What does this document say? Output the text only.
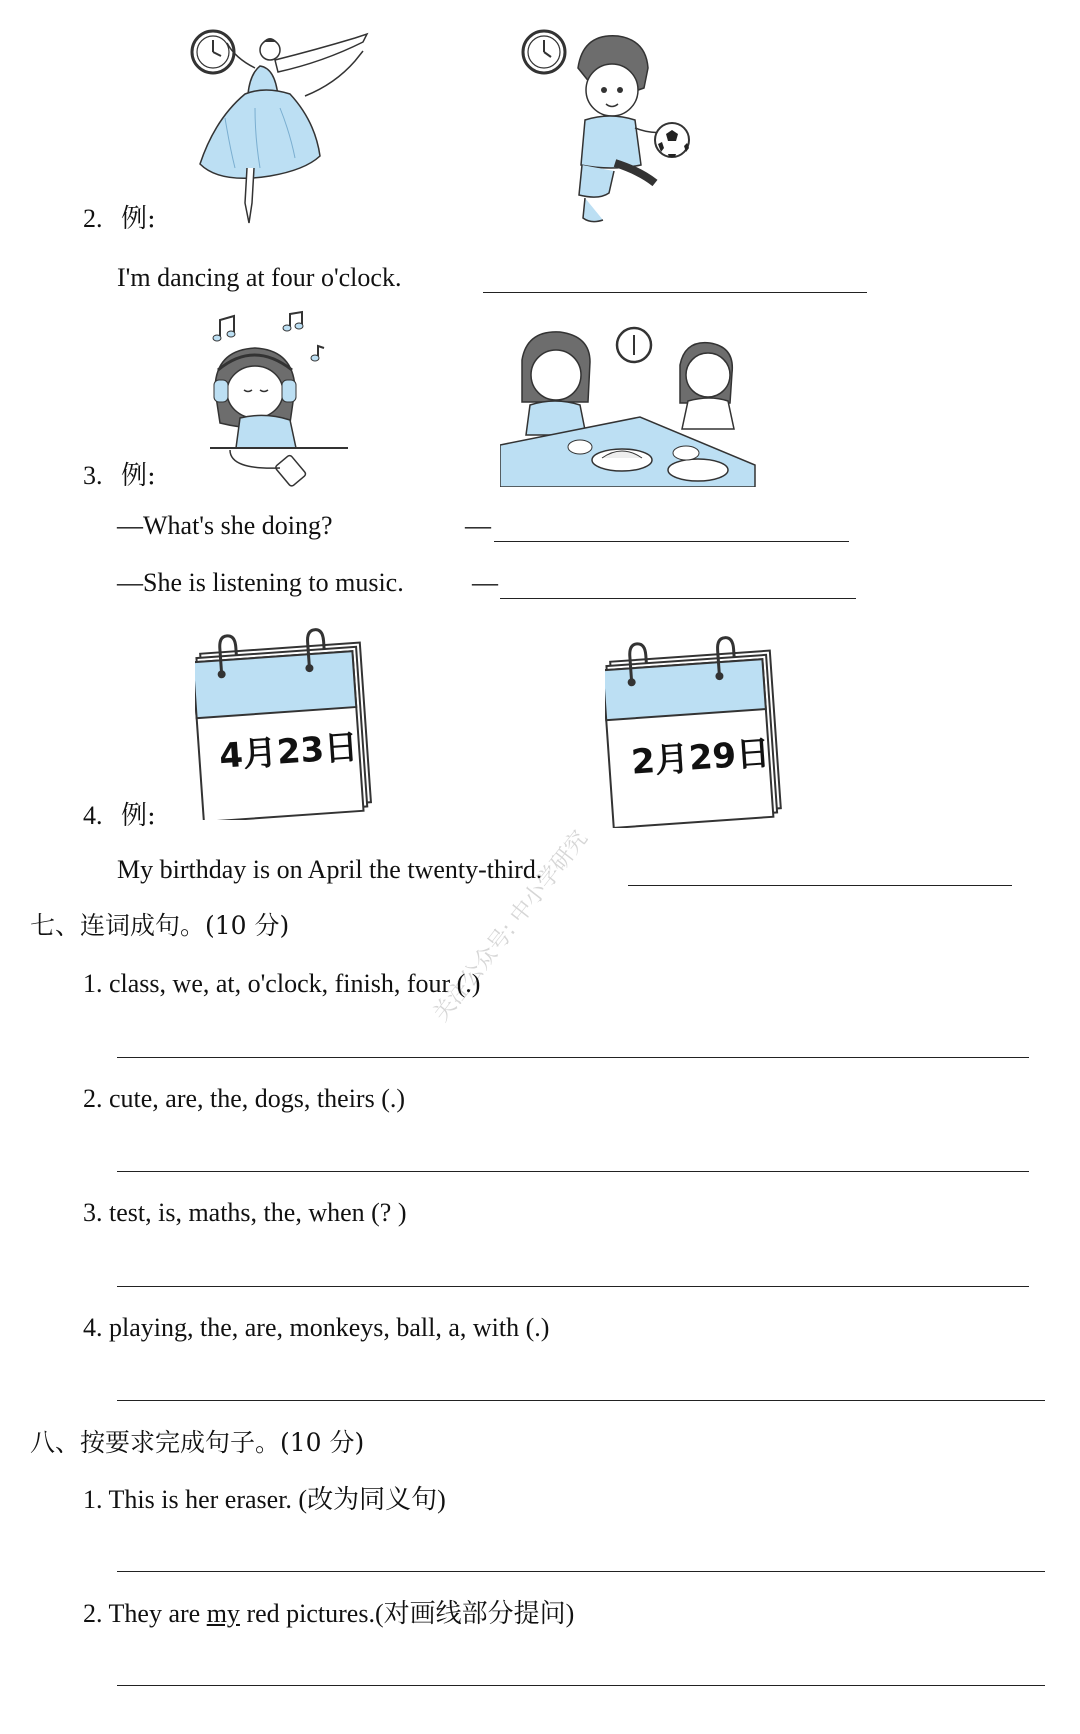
2. 例:
I'm dancing at four o'clock.
3. 例:
—What's she doing?	—
—She is listening to music.	—
4月23日	2月29日
4. 例:
My birthday is on April the twenty-third.
关注公众号: 中小学研究
七、连词成句。(10 分)
1. class, we, at, o'clock, finish, four (.)
2. cute, are, the, dogs, theirs (.)
3. test, is, maths, the, when (? )
4. playing, the, are, monkeys, ball, a, with (.)
八、按要求完成句子。(10 分)
1. This is her eraser. (改为同义句)
2. They are my red pictures.(对画线部分提问)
#####
▶ [Objective]: Set down the material above as is, without any pictures.

▶ [Answer to the task]:
What does this document say? Output the text only.
2. 例:
I'm dancing at four o'clock.
3. 例:
—What's she doing?	—
—She is listening to music.	—
4月23日	2月29日
4. 例:
My birthday is on April the twenty-third.
关注公众号: 中小学研究
七、连词成句。(10 分)
1. class, we, at, o'clock, finish, four (.)
2. cute, are, the, dogs, theirs (.)
3. test, is, maths, the, when (? )
4. playing, the, are, monkeys, ball, a, with (.)
八、按要求完成句子。(10 分)
1. This is her eraser. (改为同义句)
2. They are my red pictures.(对画线部分提问)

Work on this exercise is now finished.